** START OF Extracted entries **

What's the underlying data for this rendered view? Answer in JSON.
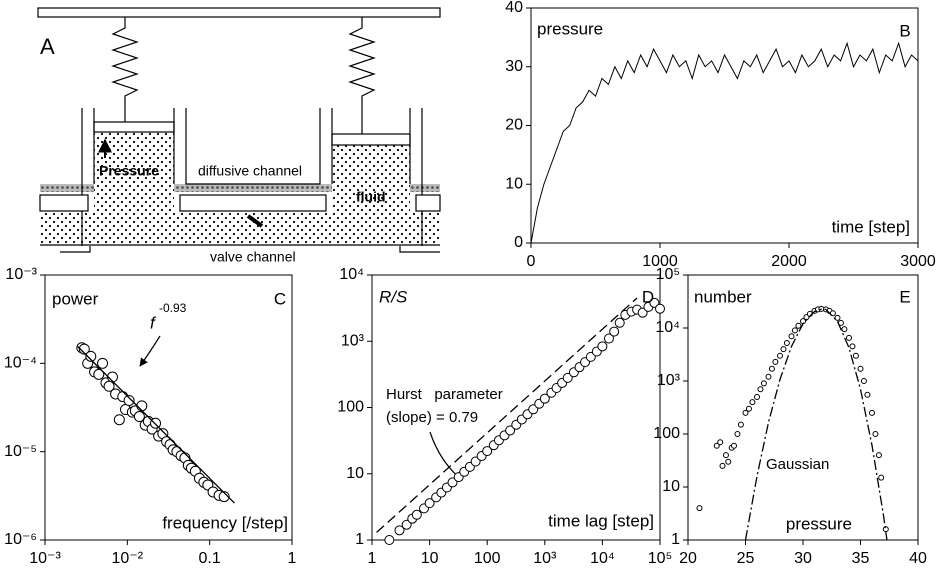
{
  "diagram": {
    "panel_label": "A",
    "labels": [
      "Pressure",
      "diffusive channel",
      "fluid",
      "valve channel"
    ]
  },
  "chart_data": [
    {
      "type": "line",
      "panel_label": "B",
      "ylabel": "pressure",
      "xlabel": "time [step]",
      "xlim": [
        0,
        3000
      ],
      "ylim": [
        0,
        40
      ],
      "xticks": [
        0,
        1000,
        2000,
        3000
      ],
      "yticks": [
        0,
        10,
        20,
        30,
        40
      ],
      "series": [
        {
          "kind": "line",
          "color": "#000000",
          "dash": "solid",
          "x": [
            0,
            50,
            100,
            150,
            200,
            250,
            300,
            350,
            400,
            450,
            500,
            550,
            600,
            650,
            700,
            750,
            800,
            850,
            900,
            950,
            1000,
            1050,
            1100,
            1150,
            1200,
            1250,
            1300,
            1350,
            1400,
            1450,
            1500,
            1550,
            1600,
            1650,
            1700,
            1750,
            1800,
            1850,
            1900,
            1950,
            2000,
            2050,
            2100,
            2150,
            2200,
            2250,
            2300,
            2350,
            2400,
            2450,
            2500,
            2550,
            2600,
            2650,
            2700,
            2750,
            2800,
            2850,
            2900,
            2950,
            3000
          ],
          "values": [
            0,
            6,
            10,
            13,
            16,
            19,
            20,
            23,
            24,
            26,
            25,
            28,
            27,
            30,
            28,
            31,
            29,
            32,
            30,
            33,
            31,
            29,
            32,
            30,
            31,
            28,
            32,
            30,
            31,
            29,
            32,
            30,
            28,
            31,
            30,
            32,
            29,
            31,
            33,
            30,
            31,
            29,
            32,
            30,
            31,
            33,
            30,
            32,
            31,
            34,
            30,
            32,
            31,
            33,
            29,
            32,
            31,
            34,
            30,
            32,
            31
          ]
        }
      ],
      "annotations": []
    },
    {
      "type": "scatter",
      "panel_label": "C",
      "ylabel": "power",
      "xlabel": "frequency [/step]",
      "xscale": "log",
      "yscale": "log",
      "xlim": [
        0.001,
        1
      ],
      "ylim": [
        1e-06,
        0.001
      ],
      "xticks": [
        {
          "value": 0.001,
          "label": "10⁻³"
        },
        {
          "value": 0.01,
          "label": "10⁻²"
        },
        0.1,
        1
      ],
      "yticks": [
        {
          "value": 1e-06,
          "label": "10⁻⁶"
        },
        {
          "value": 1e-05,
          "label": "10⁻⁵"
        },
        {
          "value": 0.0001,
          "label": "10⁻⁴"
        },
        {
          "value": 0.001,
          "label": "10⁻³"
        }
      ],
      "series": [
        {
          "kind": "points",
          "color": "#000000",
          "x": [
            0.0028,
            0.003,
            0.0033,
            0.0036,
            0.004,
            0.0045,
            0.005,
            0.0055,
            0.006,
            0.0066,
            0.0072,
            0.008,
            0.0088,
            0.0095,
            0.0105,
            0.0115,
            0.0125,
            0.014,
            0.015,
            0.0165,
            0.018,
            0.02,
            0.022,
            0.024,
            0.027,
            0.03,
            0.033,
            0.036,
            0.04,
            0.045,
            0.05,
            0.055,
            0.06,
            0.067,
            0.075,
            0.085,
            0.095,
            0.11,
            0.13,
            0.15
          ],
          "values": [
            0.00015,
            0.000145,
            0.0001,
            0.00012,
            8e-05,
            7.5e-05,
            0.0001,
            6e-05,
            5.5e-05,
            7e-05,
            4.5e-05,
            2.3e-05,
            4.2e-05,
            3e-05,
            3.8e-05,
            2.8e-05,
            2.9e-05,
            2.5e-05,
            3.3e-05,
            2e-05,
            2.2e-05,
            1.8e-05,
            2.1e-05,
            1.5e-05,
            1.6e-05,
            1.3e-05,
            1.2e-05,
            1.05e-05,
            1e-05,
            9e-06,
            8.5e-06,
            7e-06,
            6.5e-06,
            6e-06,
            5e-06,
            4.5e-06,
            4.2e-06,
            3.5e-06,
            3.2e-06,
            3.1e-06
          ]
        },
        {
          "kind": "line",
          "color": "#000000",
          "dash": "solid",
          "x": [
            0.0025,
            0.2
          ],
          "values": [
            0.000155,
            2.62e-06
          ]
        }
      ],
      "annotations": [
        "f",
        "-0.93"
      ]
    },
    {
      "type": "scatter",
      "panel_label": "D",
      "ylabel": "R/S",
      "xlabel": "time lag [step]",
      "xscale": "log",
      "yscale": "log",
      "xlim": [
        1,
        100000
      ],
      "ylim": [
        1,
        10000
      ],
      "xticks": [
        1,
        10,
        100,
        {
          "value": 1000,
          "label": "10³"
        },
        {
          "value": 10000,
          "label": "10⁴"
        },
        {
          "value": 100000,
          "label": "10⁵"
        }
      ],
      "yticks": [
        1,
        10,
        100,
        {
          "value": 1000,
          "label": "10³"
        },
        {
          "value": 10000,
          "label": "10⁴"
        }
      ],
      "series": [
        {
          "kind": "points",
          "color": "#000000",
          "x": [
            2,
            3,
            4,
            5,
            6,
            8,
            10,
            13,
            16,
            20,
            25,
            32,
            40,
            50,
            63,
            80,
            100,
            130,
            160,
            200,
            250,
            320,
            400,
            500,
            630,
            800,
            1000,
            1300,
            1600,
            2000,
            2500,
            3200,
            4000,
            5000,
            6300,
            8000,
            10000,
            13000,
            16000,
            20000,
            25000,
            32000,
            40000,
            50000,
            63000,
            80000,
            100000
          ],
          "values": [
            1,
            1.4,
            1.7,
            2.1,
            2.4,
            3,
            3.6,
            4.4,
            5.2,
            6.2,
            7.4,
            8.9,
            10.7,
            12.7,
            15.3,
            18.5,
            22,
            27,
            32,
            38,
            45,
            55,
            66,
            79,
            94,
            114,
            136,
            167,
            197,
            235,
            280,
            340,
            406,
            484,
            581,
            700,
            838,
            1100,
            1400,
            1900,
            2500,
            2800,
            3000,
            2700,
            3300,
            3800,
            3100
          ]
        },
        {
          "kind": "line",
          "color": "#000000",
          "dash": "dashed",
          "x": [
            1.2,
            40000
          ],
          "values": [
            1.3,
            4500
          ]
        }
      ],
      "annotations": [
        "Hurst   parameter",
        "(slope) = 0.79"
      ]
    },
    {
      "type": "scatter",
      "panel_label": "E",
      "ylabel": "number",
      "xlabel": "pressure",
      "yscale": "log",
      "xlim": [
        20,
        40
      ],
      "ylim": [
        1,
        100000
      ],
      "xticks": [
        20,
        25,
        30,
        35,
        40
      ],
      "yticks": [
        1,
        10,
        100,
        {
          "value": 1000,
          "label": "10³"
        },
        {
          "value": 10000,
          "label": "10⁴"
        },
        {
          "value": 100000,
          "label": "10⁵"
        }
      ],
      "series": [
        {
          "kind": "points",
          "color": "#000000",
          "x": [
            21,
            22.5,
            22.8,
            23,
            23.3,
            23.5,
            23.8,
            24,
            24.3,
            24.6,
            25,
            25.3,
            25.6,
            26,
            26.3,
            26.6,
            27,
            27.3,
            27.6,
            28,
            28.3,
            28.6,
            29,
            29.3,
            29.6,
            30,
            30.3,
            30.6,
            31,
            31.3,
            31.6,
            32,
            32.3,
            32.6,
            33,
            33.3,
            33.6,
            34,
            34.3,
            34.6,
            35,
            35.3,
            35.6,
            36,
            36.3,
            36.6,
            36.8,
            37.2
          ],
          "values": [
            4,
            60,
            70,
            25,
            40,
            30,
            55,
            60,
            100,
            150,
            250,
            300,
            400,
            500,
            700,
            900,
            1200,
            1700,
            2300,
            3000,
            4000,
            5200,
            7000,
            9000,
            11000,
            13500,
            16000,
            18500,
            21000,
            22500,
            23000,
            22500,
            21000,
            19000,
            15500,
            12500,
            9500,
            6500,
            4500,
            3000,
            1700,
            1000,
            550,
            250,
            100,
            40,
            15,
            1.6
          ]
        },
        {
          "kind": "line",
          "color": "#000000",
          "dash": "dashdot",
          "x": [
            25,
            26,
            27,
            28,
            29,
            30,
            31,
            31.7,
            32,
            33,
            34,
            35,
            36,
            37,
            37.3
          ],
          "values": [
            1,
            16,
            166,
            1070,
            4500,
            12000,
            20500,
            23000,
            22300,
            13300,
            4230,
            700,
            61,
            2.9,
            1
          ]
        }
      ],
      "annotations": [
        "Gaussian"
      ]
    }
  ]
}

** END OF Extracted entries **

● **Exercise prompt**: In the listing above, find each line with the word "dash" and copy it.

● **Result**:
          "dash": "solid",
          "dash": "solid",
          "dash": "dashed",
          "dash": "dashdot",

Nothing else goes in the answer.